Set task
Look through the lines and report how many include the word "același", giving nothing but the number.

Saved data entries
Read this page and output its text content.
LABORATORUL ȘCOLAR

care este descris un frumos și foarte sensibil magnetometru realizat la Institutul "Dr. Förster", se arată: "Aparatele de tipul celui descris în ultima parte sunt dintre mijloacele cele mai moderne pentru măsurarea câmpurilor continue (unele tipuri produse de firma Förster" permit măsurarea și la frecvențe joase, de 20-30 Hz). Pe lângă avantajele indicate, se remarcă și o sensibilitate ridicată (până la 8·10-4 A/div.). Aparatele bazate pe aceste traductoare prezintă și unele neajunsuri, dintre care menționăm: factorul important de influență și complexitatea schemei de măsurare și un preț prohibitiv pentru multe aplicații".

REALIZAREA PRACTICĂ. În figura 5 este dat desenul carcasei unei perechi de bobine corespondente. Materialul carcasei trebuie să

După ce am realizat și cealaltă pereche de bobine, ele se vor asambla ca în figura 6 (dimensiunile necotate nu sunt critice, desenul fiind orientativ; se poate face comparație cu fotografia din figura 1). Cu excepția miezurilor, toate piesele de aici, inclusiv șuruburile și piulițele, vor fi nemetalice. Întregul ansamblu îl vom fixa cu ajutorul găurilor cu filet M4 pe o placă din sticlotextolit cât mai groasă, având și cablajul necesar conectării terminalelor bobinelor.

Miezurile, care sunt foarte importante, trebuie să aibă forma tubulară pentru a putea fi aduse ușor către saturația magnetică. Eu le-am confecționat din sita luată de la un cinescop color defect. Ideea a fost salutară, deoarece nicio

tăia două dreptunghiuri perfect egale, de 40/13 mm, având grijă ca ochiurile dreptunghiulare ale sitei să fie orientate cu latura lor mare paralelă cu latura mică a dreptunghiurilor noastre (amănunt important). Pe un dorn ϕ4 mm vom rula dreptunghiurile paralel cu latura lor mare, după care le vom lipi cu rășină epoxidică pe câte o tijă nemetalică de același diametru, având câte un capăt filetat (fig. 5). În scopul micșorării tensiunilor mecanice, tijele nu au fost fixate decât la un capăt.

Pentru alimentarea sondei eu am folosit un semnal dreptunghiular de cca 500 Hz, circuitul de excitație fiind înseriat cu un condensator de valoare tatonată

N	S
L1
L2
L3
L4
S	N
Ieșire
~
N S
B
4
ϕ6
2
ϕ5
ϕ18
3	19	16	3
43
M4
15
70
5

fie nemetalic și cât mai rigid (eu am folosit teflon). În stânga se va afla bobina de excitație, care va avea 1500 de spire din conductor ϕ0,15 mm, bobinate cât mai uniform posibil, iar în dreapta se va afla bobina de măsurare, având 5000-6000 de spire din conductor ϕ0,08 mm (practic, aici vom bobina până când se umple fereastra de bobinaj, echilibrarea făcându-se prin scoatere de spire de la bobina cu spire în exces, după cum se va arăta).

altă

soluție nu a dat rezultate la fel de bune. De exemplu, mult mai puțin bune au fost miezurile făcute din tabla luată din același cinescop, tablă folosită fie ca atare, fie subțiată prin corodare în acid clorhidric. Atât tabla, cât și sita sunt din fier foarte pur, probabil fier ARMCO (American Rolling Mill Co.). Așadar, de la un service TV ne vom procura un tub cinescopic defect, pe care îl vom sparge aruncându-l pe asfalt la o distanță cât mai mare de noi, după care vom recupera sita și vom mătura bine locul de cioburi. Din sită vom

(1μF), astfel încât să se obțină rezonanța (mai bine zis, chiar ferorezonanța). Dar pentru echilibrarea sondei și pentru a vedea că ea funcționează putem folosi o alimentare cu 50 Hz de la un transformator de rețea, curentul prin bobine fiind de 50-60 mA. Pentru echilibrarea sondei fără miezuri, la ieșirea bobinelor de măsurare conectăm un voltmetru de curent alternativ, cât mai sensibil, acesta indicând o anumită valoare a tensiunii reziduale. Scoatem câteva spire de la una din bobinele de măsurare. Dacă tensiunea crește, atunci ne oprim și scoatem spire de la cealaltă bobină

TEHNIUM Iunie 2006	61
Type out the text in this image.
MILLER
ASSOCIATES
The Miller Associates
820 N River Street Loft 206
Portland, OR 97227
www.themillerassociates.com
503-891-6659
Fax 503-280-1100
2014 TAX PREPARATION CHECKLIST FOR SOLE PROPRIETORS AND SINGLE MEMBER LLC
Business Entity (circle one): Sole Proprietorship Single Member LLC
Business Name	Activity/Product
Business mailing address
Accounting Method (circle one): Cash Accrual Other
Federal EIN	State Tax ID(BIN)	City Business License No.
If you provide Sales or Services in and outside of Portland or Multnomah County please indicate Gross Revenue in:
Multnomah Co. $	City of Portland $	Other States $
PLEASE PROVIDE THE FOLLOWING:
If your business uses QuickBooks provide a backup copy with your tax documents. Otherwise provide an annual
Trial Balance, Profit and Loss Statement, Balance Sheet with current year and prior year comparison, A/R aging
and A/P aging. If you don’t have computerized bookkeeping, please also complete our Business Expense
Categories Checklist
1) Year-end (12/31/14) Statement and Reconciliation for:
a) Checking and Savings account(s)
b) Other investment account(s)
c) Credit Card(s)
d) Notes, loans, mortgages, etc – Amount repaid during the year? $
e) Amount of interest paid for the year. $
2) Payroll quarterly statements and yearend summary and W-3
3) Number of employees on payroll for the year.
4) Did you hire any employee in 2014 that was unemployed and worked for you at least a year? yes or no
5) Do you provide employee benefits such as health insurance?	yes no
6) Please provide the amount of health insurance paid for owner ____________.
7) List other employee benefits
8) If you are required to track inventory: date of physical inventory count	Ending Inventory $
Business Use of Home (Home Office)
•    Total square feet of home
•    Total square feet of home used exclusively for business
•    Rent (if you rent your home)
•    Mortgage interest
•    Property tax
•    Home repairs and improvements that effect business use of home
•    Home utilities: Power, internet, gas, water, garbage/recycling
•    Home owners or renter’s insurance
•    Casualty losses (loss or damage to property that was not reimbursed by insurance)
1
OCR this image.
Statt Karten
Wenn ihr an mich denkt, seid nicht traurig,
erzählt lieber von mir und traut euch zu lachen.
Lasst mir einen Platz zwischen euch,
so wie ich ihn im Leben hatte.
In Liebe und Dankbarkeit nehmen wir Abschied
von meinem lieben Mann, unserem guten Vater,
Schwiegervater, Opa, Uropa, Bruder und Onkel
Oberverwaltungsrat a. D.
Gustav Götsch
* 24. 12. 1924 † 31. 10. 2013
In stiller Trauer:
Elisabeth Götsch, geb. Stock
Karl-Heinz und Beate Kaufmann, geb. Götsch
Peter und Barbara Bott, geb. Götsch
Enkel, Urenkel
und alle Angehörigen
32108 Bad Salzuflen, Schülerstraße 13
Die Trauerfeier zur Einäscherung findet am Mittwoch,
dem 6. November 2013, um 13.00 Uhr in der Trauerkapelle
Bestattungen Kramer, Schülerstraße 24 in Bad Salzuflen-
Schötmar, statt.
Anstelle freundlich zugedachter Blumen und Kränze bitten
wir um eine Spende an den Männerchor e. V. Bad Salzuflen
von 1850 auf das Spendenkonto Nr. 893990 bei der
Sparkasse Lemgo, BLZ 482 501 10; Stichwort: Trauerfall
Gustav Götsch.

Solution to the problem
2